▶ _SUPPLIED DATA_

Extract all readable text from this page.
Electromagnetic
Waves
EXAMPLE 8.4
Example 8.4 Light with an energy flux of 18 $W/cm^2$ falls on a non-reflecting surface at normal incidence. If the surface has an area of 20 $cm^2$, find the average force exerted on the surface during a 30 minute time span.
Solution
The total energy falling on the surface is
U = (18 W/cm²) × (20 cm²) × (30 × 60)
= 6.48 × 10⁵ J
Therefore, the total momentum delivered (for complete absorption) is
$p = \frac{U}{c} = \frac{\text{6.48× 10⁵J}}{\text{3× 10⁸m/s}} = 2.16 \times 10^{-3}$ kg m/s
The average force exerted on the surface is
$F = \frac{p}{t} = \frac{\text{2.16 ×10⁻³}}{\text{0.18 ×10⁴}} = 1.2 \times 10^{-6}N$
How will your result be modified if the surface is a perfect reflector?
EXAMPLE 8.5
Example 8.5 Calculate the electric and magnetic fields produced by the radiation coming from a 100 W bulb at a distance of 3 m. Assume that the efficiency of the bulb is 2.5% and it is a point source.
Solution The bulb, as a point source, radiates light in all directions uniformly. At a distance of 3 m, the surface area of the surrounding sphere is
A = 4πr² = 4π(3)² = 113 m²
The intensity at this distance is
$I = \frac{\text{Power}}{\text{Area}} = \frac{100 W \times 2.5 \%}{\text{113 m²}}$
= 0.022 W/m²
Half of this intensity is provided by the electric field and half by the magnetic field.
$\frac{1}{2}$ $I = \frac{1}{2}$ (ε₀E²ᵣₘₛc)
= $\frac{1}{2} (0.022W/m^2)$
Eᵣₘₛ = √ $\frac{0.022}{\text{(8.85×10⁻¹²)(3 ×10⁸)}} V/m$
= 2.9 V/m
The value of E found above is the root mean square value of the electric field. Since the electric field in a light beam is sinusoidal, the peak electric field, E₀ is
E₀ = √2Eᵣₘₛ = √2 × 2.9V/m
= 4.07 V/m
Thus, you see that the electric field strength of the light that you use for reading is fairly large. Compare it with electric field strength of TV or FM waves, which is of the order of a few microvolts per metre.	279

▶ _EXERCISE_
Repeat the listing above without any change.

▶ _ANSWER TO THE TASK_
Extract all readable text from this page.
Electromagnetic
Waves
EXAMPLE 8.4
Example 8.4 Light with an energy flux of 18 $W/cm^2$ falls on a non-reflecting surface at normal incidence. If the surface has an area of 20 $cm^2$, find the average force exerted on the surface during a 30 minute time span.
Solution
The total energy falling on the surface is
U = (18 W/cm²) × (20 cm²) × (30 × 60)
= 6.48 × 10⁵ J
Therefore, the total momentum delivered (for complete absorption) is
$p = \frac{U}{c} = \frac{\text{6.48× 10⁵J}}{\text{3× 10⁸m/s}} = 2.16 \times 10^{-3}$ kg m/s
The average force exerted on the surface is
$F = \frac{p}{t} = \frac{\text{2.16 ×10⁻³}}{\text{0.18 ×10⁴}} = 1.2 \times 10^{-6}N$
How will your result be modified if the surface is a perfect reflector?
EXAMPLE 8.5
Example 8.5 Calculate the electric and magnetic fields produced by the radiation coming from a 100 W bulb at a distance of 3 m. Assume that the efficiency of the bulb is 2.5% and it is a point source.
Solution The bulb, as a point source, radiates light in all directions uniformly. At a distance of 3 m, the surface area of the surrounding sphere is
A = 4πr² = 4π(3)² = 113 m²
The intensity at this distance is
$I = \frac{\text{Power}}{\text{Area}} = \frac{100 W \times 2.5 \%}{\text{113 m²}}$
= 0.022 W/m²
Half of this intensity is provided by the electric field and half by the magnetic field.
$\frac{1}{2}$ $I = \frac{1}{2}$ (ε₀E²ᵣₘₛc)
= $\frac{1}{2} (0.022W/m^2)$
Eᵣₘₛ = √ $\frac{0.022}{\text{(8.85×10⁻¹²)(3 ×10⁸)}} V/m$
= 2.9 V/m
The value of E found above is the root mean square value of the electric field. Since the electric field in a light beam is sinusoidal, the peak electric field, E₀ is
E₀ = √2Eᵣₘₛ = √2 × 2.9V/m
= 4.07 V/m
Thus, you see that the electric field strength of the light that you use for reading is fairly large. Compare it with electric field strength of TV or FM waves, which is of the order of a few microvolts per metre.	279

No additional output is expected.